┌──

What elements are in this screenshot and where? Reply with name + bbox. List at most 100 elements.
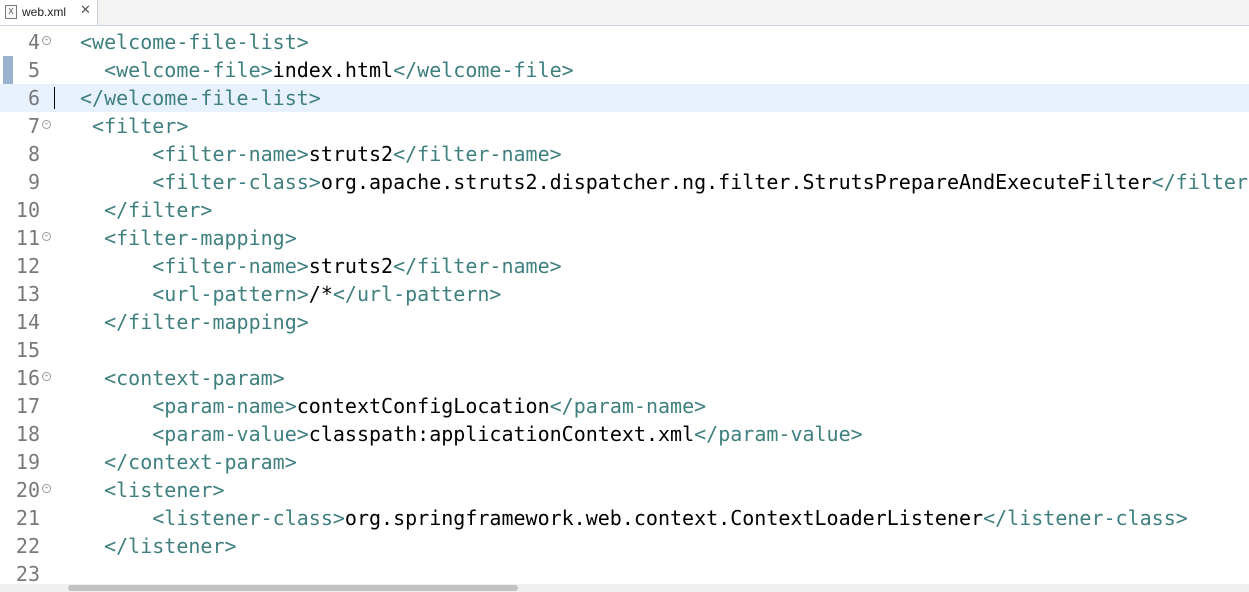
- xml-tag: </filter-mapping>: [104, 310, 309, 334]
- line-number: 11: [15, 226, 40, 250]
- line-number: 21: [15, 506, 40, 530]
- xml-tag: </param-name>: [549, 394, 707, 418]
- xml-tag: <context-param>: [104, 366, 285, 390]
- code-line[interactable]: 18 <param-value>classpath:applicationCon…: [0, 420, 1249, 448]
- code-line[interactable]: 15: [0, 336, 1249, 364]
- line-number: 12: [15, 254, 40, 278]
- code-line[interactable]: 5 <welcome-file>index.html</welcome-file…: [0, 56, 1249, 84]
- xml-tag: <welcome-file>: [104, 58, 273, 82]
- line-number: 9: [27, 170, 40, 194]
- xml-text: index.html: [272, 58, 394, 82]
- xml-tag: </filter-class>: [1151, 170, 1249, 194]
- code-line[interactable]: 7- <filter>: [0, 112, 1249, 140]
- xml-tag: <param-name>: [152, 394, 297, 418]
- fold-toggle-icon[interactable]: -: [42, 120, 51, 129]
- xml-text: contextConfigLocation: [296, 394, 550, 418]
- xml-tag: <filter-name>: [152, 142, 309, 166]
- code-line[interactable]: 21 <listener-class>org.springframework.w…: [0, 504, 1249, 532]
- code-line[interactable]: 16- <context-param>: [0, 364, 1249, 392]
- code-text: <context-param>: [80, 364, 285, 392]
- xml-text: org.springframework.web.context.ContextL…: [344, 506, 984, 530]
- code-text: <welcome-file>index.html</welcome-file>: [80, 56, 574, 84]
- xml-text: struts2: [308, 254, 394, 278]
- xml-tag: </context-param>: [104, 450, 297, 474]
- line-number: 7: [27, 114, 40, 138]
- code-text: <param-value>classpath:applicationContex…: [80, 420, 863, 448]
- code-line[interactable]: 12 <filter-name>struts2</filter-name>: [0, 252, 1249, 280]
- fold-toggle-icon[interactable]: -: [42, 484, 51, 493]
- horizontal-scrollbar[interactable]: [0, 584, 1249, 592]
- code-text: </filter-mapping>: [80, 308, 309, 336]
- xml-tag: </welcome-file>: [393, 58, 574, 82]
- line-number: 22: [15, 534, 40, 558]
- text-caret: [54, 87, 55, 109]
- code-text: </welcome-file-list>: [80, 84, 321, 112]
- code-line[interactable]: 22 </listener>: [0, 532, 1249, 560]
- line-number: 17: [15, 394, 40, 418]
- code-editor[interactable]: 4- <welcome-file-list> 5 <welcome-file>ind…: [0, 26, 1249, 584]
- fold-toggle-icon[interactable]: -: [42, 36, 51, 45]
- code-line[interactable]: 20- <listener>: [0, 476, 1249, 504]
- xml-text: /*: [308, 282, 333, 306]
- line-number: 14: [15, 310, 40, 334]
- code-line[interactable]: 4- <welcome-file-list>: [0, 28, 1249, 56]
- code-text: <listener-class>org.springframework.web.…: [80, 504, 1188, 532]
- xml-tag: <welcome-file-list>: [80, 30, 309, 54]
- code-text: </context-param>: [80, 448, 297, 476]
- code-text: <param-name>contextConfigLocation</param…: [80, 392, 706, 420]
- tab-label: web.xml: [22, 5, 67, 19]
- line-number: 13: [15, 282, 40, 306]
- line-number: 23: [15, 562, 40, 584]
- code-line[interactable]: 10 </filter>: [0, 196, 1249, 224]
- line-number: 4: [27, 30, 40, 54]
- code-text: <filter-name>struts2</filter-name>: [80, 140, 561, 168]
- code-line[interactable]: 17 <param-name>contextConfigLocation</pa…: [0, 392, 1249, 420]
- close-icon[interactable]: ✕: [80, 3, 91, 18]
- line-number: 6: [27, 86, 40, 110]
- code-text: <url-pattern>/*</url-pattern>: [80, 280, 501, 308]
- xml-tag: </listener>: [104, 534, 237, 558]
- code-line[interactable]: 9 <filter-class>org.apache.struts2.dispa…: [0, 168, 1249, 196]
- line-number: 20: [15, 478, 40, 502]
- fold-toggle-icon[interactable]: -: [42, 372, 51, 381]
- xml-tag: <filter-mapping>: [104, 226, 297, 250]
- xml-text: classpath:applicationContext.xml: [308, 422, 695, 446]
- code-text: <filter-mapping>: [80, 224, 297, 252]
- xml-tag: <listener>: [104, 478, 225, 502]
- code-line[interactable]: 23: [0, 560, 1249, 584]
- line-number: 16: [15, 366, 40, 390]
- code-text: </listener>: [80, 532, 237, 560]
- xml-text: org.apache.struts2.dispatcher.ng.filter.…: [320, 170, 1152, 194]
- code-text: <filter-name>struts2</filter-name>: [80, 252, 561, 280]
- xml-tag: <param-value>: [152, 422, 309, 446]
- code-line[interactable]: 6 </welcome-file-list>: [0, 84, 1249, 112]
- code-line[interactable]: 19 </context-param>: [0, 448, 1249, 476]
- code-line[interactable]: 8 <filter-name>struts2</filter-name>: [0, 140, 1249, 168]
- fold-toggle-icon[interactable]: -: [42, 232, 51, 241]
- line-number: 18: [15, 422, 40, 446]
- xml-tag: </param-value>: [694, 422, 863, 446]
- code-line[interactable]: 13 <url-pattern>/*</url-pattern>: [0, 280, 1249, 308]
- tab-web-xml[interactable]: X web.xml ✕: [0, 0, 98, 25]
- xml-tag: </listener-class>: [983, 506, 1188, 530]
- xml-file-icon: X: [5, 5, 17, 19]
- code-line[interactable]: 11- <filter-mapping>: [0, 224, 1249, 252]
- xml-tag: <url-pattern>: [152, 282, 309, 306]
- editor-tab-bar: X web.xml ✕: [0, 0, 1249, 26]
- code-line[interactable]: 14 </filter-mapping>: [0, 308, 1249, 336]
- xml-tag: </welcome-file-list>: [80, 86, 321, 110]
- scrollbar-thumb[interactable]: [68, 585, 518, 591]
- xml-tag: <filter>: [92, 114, 189, 138]
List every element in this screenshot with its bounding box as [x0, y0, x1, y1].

└──

▸ **Goal of the exercise**: Repeat every line of the items above word for word, leaving out the pictures.

▸ **Reply**:
What elements are in this screenshot and where? Reply with name + bbox. List at most 100 elements.
- xml-tag: </filter-mapping>: [104, 310, 309, 334]
- line-number: 11: [15, 226, 40, 250]
- line-number: 21: [15, 506, 40, 530]
- xml-tag: </param-name>: [549, 394, 707, 418]
- xml-tag: <context-param>: [104, 366, 285, 390]
- code-line[interactable]: 18 <param-value>classpath:applicationCon…: [0, 420, 1249, 448]
- code-line[interactable]: 15: [0, 336, 1249, 364]
- line-number: 12: [15, 254, 40, 278]
- code-line[interactable]: 5 <welcome-file>index.html</welcome-file…: [0, 56, 1249, 84]
- xml-tag: <welcome-file>: [104, 58, 273, 82]
- line-number: 9: [27, 170, 40, 194]
- xml-text: index.html: [272, 58, 394, 82]
- xml-tag: </filter-class>: [1151, 170, 1249, 194]
- code-line[interactable]: 7- <filter>: [0, 112, 1249, 140]
- xml-tag: <param-name>: [152, 394, 297, 418]
- fold-toggle-icon[interactable]: -: [42, 120, 51, 129]
- xml-text: contextConfigLocation: [296, 394, 550, 418]
- xml-tag: <filter-name>: [152, 142, 309, 166]
- code-line[interactable]: 21 <listener-class>org.springframework.w…: [0, 504, 1249, 532]
- code-line[interactable]: 16- <context-param>: [0, 364, 1249, 392]
- code-text: <context-param>: [80, 364, 285, 392]
- xml-text: org.springframework.web.context.ContextL…: [344, 506, 984, 530]
- code-text: <welcome-file>index.html</welcome-file>: [80, 56, 574, 84]
- xml-text: struts2: [308, 254, 394, 278]
- xml-tag: </context-param>: [104, 450, 297, 474]
- line-number: 7: [27, 114, 40, 138]
- code-text: <param-value>classpath:applicationContex…: [80, 420, 863, 448]
- code-line[interactable]: 12 <filter-name>struts2</filter-name>: [0, 252, 1249, 280]
- fold-toggle-icon[interactable]: -: [42, 484, 51, 493]
- horizontal-scrollbar[interactable]: [0, 584, 1249, 592]
- code-text: </filter-mapping>: [80, 308, 309, 336]
- xml-tag: </welcome-file>: [393, 58, 574, 82]
- line-number: 22: [15, 534, 40, 558]
- text-caret: [54, 87, 55, 109]
- code-text: </welcome-file-list>: [80, 84, 321, 112]
- code-line[interactable]: 22 </listener>: [0, 532, 1249, 560]
- line-number: 17: [15, 394, 40, 418]
- code-editor[interactable]: 4- <welcome-file-list> 5 <welcome-file>ind…: [0, 26, 1249, 584]
- fold-toggle-icon[interactable]: -: [42, 36, 51, 45]
- code-line[interactable]: 20- <listener>: [0, 476, 1249, 504]
- xml-text: /*: [308, 282, 333, 306]
- line-number: 14: [15, 310, 40, 334]
- code-line[interactable]: 4- <welcome-file-list>: [0, 28, 1249, 56]
- code-text: <listener-class>org.springframework.web.…: [80, 504, 1188, 532]
- xml-tag: <welcome-file-list>: [80, 30, 309, 54]
- code-text: </context-param>: [80, 448, 297, 476]
- code-text: <param-name>contextConfigLocation</param…: [80, 392, 706, 420]
- tab-label: web.xml: [22, 5, 67, 19]
- line-number: 13: [15, 282, 40, 306]
- line-number: 23: [15, 562, 40, 584]
- code-line[interactable]: 10 </filter>: [0, 196, 1249, 224]
- line-number: 4: [27, 30, 40, 54]
- code-text: <filter-name>struts2</filter-name>: [80, 140, 561, 168]
- code-line[interactable]: 17 <param-name>contextConfigLocation</pa…: [0, 392, 1249, 420]
- close-icon[interactable]: ✕: [80, 3, 91, 18]
- line-number: 6: [27, 86, 40, 110]
- code-text: <url-pattern>/*</url-pattern>: [80, 280, 501, 308]
- xml-tag: </listener>: [104, 534, 237, 558]
- code-line[interactable]: 9 <filter-class>org.apache.struts2.dispa…: [0, 168, 1249, 196]
- line-number: 20: [15, 478, 40, 502]
- fold-toggle-icon[interactable]: -: [42, 372, 51, 381]
- xml-tag: <filter-mapping>: [104, 226, 297, 250]
- xml-text: classpath:applicationContext.xml: [308, 422, 695, 446]
- code-text: <filter-mapping>: [80, 224, 297, 252]
- xml-tag: <listener>: [104, 478, 225, 502]
- code-line[interactable]: 23: [0, 560, 1249, 584]
- line-number: 16: [15, 366, 40, 390]
- code-text: </listener>: [80, 532, 237, 560]
- xml-text: org.apache.struts2.dispatcher.ng.filter.…: [320, 170, 1152, 194]
- code-text: <filter-name>struts2</filter-name>: [80, 252, 561, 280]
- xml-tag: <param-value>: [152, 422, 309, 446]
- code-line[interactable]: 6 </welcome-file-list>: [0, 84, 1249, 112]
- code-line[interactable]: 19 </context-param>: [0, 448, 1249, 476]
- code-line[interactable]: 8 <filter-name>struts2</filter-name>: [0, 140, 1249, 168]
- fold-toggle-icon[interactable]: -: [42, 232, 51, 241]
- line-number: 18: [15, 422, 40, 446]
- xml-tag: </param-value>: [694, 422, 863, 446]
- code-line[interactable]: 13 <url-pattern>/*</url-pattern>: [0, 280, 1249, 308]
- tab-web-xml[interactable]: X web.xml ✕: [0, 0, 98, 25]
- xml-tag: </listener-class>: [983, 506, 1188, 530]
- xml-file-icon: X: [5, 5, 17, 19]
- code-line[interactable]: 11- <filter-mapping>: [0, 224, 1249, 252]
- xml-tag: <url-pattern>: [152, 282, 309, 306]
- editor-tab-bar: X web.xml ✕: [0, 0, 1249, 26]
- code-line[interactable]: 14 </filter-mapping>: [0, 308, 1249, 336]
- xml-tag: </welcome-file-list>: [80, 86, 321, 110]
- scrollbar-thumb[interactable]: [68, 585, 518, 591]
- xml-tag: <filter>: [92, 114, 189, 138]
List every element in this screenshot with its bounding box as [x0, y0, x1, y1].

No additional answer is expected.